**Task statement**
Below are records to be output exactly, every one of them.

———

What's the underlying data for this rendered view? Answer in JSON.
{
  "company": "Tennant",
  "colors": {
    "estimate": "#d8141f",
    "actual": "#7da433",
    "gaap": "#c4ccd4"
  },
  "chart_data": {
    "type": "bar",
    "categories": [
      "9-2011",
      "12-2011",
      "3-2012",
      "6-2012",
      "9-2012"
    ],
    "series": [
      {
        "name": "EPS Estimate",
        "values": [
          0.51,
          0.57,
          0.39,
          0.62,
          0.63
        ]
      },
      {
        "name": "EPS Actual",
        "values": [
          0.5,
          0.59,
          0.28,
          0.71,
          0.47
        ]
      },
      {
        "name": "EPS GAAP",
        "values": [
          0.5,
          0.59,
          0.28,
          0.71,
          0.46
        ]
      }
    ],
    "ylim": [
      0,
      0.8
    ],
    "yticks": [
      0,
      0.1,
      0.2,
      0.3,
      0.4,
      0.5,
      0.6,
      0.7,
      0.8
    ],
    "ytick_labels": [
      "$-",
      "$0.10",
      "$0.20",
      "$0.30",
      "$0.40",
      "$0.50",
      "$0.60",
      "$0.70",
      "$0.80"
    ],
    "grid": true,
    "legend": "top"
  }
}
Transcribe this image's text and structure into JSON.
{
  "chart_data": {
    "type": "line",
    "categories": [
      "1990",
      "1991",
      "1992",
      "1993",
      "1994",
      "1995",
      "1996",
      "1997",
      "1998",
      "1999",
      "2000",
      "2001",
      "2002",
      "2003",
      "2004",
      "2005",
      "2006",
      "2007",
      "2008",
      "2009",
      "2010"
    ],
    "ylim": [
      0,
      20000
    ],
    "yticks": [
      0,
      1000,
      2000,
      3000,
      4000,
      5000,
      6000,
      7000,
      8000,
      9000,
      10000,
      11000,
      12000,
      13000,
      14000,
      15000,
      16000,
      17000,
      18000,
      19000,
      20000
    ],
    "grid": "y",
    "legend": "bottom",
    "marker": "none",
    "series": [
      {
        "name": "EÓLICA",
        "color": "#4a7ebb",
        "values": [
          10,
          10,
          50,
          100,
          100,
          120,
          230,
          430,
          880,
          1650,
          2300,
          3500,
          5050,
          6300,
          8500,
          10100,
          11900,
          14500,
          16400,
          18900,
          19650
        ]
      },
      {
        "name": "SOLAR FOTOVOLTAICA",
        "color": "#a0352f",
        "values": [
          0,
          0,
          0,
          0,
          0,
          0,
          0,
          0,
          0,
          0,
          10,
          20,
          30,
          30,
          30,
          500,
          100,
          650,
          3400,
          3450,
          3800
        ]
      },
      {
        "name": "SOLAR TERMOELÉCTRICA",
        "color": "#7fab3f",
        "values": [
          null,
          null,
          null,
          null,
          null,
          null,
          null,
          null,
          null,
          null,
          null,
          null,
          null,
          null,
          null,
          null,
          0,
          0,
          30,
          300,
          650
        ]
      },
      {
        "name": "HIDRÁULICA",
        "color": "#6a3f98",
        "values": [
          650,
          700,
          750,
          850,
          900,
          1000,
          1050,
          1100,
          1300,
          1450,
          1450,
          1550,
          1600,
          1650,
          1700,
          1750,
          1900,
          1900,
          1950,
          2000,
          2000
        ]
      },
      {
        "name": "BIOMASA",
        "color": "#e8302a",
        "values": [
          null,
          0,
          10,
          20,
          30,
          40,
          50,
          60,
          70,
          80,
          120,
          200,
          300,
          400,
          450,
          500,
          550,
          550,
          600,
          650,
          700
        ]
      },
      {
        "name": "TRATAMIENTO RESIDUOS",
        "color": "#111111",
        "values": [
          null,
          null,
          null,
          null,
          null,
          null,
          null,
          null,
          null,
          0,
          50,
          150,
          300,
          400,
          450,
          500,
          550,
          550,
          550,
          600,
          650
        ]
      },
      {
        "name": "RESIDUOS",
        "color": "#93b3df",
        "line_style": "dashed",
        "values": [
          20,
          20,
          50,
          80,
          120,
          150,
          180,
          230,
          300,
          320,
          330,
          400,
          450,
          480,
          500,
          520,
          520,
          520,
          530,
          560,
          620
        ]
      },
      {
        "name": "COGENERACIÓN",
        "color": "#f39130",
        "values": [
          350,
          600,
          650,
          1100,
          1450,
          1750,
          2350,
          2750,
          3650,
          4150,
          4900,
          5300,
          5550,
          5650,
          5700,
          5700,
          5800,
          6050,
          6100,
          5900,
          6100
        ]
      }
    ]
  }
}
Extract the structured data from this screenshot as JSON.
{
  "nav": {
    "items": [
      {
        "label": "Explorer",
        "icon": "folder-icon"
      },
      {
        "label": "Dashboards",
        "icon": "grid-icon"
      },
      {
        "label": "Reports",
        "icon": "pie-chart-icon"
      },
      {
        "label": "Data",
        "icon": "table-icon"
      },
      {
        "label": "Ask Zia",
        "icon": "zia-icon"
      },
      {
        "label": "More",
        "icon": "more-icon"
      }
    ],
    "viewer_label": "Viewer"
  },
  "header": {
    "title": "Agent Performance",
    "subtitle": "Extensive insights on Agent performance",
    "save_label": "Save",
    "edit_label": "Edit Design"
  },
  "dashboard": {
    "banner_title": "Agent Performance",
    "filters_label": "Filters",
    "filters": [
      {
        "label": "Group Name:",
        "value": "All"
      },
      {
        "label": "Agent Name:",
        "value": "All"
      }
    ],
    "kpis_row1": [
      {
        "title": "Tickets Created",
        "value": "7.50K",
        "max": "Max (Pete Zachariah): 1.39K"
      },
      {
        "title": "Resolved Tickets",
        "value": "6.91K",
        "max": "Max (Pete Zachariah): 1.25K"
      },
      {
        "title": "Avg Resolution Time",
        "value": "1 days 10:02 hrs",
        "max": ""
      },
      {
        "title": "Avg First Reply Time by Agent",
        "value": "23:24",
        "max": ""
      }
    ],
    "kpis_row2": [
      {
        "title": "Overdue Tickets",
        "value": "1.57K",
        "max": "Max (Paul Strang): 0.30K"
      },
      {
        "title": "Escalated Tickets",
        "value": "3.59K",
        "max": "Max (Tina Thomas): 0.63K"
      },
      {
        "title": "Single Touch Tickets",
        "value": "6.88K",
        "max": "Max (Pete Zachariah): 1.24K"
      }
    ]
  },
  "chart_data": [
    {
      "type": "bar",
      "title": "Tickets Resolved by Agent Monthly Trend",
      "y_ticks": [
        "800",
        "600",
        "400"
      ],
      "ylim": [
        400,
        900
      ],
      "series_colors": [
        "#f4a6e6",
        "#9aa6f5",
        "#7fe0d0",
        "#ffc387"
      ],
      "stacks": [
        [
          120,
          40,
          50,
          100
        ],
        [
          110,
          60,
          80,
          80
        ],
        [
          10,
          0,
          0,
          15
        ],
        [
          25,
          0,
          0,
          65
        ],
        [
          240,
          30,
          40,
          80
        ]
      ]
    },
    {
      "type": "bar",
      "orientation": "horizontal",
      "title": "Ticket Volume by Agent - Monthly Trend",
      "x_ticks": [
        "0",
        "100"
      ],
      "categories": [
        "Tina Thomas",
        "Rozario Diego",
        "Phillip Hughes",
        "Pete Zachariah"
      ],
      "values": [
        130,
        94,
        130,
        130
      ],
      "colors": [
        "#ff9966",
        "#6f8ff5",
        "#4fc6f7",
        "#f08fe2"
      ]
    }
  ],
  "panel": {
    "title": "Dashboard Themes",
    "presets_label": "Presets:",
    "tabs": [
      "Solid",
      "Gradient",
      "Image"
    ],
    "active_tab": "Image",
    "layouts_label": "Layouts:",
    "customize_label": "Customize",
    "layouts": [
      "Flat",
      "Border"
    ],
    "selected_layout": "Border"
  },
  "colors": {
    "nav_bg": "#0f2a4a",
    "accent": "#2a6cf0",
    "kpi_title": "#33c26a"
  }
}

———

**Full answer**
What's the underlying data for this rendered view? Answer in JSON.
{
  "company": "Tennant",
  "colors": {
    "estimate": "#d8141f",
    "actual": "#7da433",
    "gaap": "#c4ccd4"
  },
  "chart_data": {
    "type": "bar",
    "categories": [
      "9-2011",
      "12-2011",
      "3-2012",
      "6-2012",
      "9-2012"
    ],
    "series": [
      {
        "name": "EPS Estimate",
        "values": [
          0.51,
          0.57,
          0.39,
          0.62,
          0.63
        ]
      },
      {
        "name": "EPS Actual",
        "values": [
          0.5,
          0.59,
          0.28,
          0.71,
          0.47
        ]
      },
      {
        "name": "EPS GAAP",
        "values": [
          0.5,
          0.59,
          0.28,
          0.71,
          0.46
        ]
      }
    ],
    "ylim": [
      0,
      0.8
    ],
    "yticks": [
      0,
      0.1,
      0.2,
      0.3,
      0.4,
      0.5,
      0.6,
      0.7,
      0.8
    ],
    "ytick_labels": [
      "$-",
      "$0.10",
      "$0.20",
      "$0.30",
      "$0.40",
      "$0.50",
      "$0.60",
      "$0.70",
      "$0.80"
    ],
    "grid": true,
    "legend": "top"
  }
}
Transcribe this image's text and structure into JSON.
{
  "chart_data": {
    "type": "line",
    "categories": [
      "1990",
      "1991",
      "1992",
      "1993",
      "1994",
      "1995",
      "1996",
      "1997",
      "1998",
      "1999",
      "2000",
      "2001",
      "2002",
      "2003",
      "2004",
      "2005",
      "2006",
      "2007",
      "2008",
      "2009",
      "2010"
    ],
    "ylim": [
      0,
      20000
    ],
    "yticks": [
      0,
      1000,
      2000,
      3000,
      4000,
      5000,
      6000,
      7000,
      8000,
      9000,
      10000,
      11000,
      12000,
      13000,
      14000,
      15000,
      16000,
      17000,
      18000,
      19000,
      20000
    ],
    "grid": "y",
    "legend": "bottom",
    "marker": "none",
    "series": [
      {
        "name": "EÓLICA",
        "color": "#4a7ebb",
        "values": [
          10,
          10,
          50,
          100,
          100,
          120,
          230,
          430,
          880,
          1650,
          2300,
          3500,
          5050,
          6300,
          8500,
          10100,
          11900,
          14500,
          16400,
          18900,
          19650
        ]
      },
      {
        "name": "SOLAR FOTOVOLTAICA",
        "color": "#a0352f",
        "values": [
          0,
          0,
          0,
          0,
          0,
          0,
          0,
          0,
          0,
          0,
          10,
          20,
          30,
          30,
          30,
          500,
          100,
          650,
          3400,
          3450,
          3800
        ]
      },
      {
        "name": "SOLAR TERMOELÉCTRICA",
        "color": "#7fab3f",
        "values": [
          null,
          null,
          null,
          null,
          null,
          null,
          null,
          null,
          null,
          null,
          null,
          null,
          null,
          null,
          null,
          null,
          0,
          0,
          30,
          300,
          650
        ]
      },
      {
        "name": "HIDRÁULICA",
        "color": "#6a3f98",
        "values": [
          650,
          700,
          750,
          850,
          900,
          1000,
          1050,
          1100,
          1300,
          1450,
          1450,
          1550,
          1600,
          1650,
          1700,
          1750,
          1900,
          1900,
          1950,
          2000,
          2000
        ]
      },
      {
        "name": "BIOMASA",
        "color": "#e8302a",
        "values": [
          null,
          0,
          10,
          20,
          30,
          40,
          50,
          60,
          70,
          80,
          120,
          200,
          300,
          400,
          450,
          500,
          550,
          550,
          600,
          650,
          700
        ]
      },
      {
        "name": "TRATAMIENTO RESIDUOS",
        "color": "#111111",
        "values": [
          null,
          null,
          null,
          null,
          null,
          null,
          null,
          null,
          null,
          0,
          50,
          150,
          300,
          400,
          450,
          500,
          550,
          550,
          550,
          600,
          650
        ]
      },
      {
        "name": "RESIDUOS",
        "color": "#93b3df",
        "line_style": "dashed",
        "values": [
          20,
          20,
          50,
          80,
          120,
          150,
          180,
          230,
          300,
          320,
          330,
          400,
          450,
          480,
          500,
          520,
          520,
          520,
          530,
          560,
          620
        ]
      },
      {
        "name": "COGENERACIÓN",
        "color": "#f39130",
        "values": [
          350,
          600,
          650,
          1100,
          1450,
          1750,
          2350,
          2750,
          3650,
          4150,
          4900,
          5300,
          5550,
          5650,
          5700,
          5700,
          5800,
          6050,
          6100,
          5900,
          6100
        ]
      }
    ]
  }
}
Extract the structured data from this screenshot as JSON.
{
  "nav": {
    "items": [
      {
        "label": "Explorer",
        "icon": "folder-icon"
      },
      {
        "label": "Dashboards",
        "icon": "grid-icon"
      },
      {
        "label": "Reports",
        "icon": "pie-chart-icon"
      },
      {
        "label": "Data",
        "icon": "table-icon"
      },
      {
        "label": "Ask Zia",
        "icon": "zia-icon"
      },
      {
        "label": "More",
        "icon": "more-icon"
      }
    ],
    "viewer_label": "Viewer"
  },
  "header": {
    "title": "Agent Performance",
    "subtitle": "Extensive insights on Agent performance",
    "save_label": "Save",
    "edit_label": "Edit Design"
  },
  "dashboard": {
    "banner_title": "Agent Performance",
    "filters_label": "Filters",
    "filters": [
      {
        "label": "Group Name:",
        "value": "All"
      },
      {
        "label": "Agent Name:",
        "value": "All"
      }
    ],
    "kpis_row1": [
      {
        "title": "Tickets Created",
        "value": "7.50K",
        "max": "Max (Pete Zachariah): 1.39K"
      },
      {
        "title": "Resolved Tickets",
        "value": "6.91K",
        "max": "Max (Pete Zachariah): 1.25K"
      },
      {
        "title": "Avg Resolution Time",
        "value": "1 days 10:02 hrs",
        "max": ""
      },
      {
        "title": "Avg First Reply Time by Agent",
        "value": "23:24",
        "max": ""
      }
    ],
    "kpis_row2": [
      {
        "title": "Overdue Tickets",
        "value": "1.57K",
        "max": "Max (Paul Strang): 0.30K"
      },
      {
        "title": "Escalated Tickets",
        "value": "3.59K",
        "max": "Max (Tina Thomas): 0.63K"
      },
      {
        "title": "Single Touch Tickets",
        "value": "6.88K",
        "max": "Max (Pete Zachariah): 1.24K"
      }
    ]
  },
  "chart_data": [
    {
      "type": "bar",
      "title": "Tickets Resolved by Agent Monthly Trend",
      "y_ticks": [
        "800",
        "600",
        "400"
      ],
      "ylim": [
        400,
        900
      ],
      "series_colors": [
        "#f4a6e6",
        "#9aa6f5",
        "#7fe0d0",
        "#ffc387"
      ],
      "stacks": [
        [
          120,
          40,
          50,
          100
        ],
        [
          110,
          60,
          80,
          80
        ],
        [
          10,
          0,
          0,
          15
        ],
        [
          25,
          0,
          0,
          65
        ],
        [
          240,
          30,
          40,
          80
        ]
      ]
    },
    {
      "type": "bar",
      "orientation": "horizontal",
      "title": "Ticket Volume by Agent - Monthly Trend",
      "x_ticks": [
        "0",
        "100"
      ],
      "categories": [
        "Tina Thomas",
        "Rozario Diego",
        "Phillip Hughes",
        "Pete Zachariah"
      ],
      "values": [
        130,
        94,
        130,
        130
      ],
      "colors": [
        "#ff9966",
        "#6f8ff5",
        "#4fc6f7",
        "#f08fe2"
      ]
    }
  ],
  "panel": {
    "title": "Dashboard Themes",
    "presets_label": "Presets:",
    "tabs": [
      "Solid",
      "Gradient",
      "Image"
    ],
    "active_tab": "Image",
    "layouts_label": "Layouts:",
    "customize_label": "Customize",
    "layouts": [
      "Flat",
      "Border"
    ],
    "selected_layout": "Border"
  },
  "colors": {
    "nav_bg": "#0f2a4a",
    "accent": "#2a6cf0",
    "kpi_title": "#33c26a"
  }
}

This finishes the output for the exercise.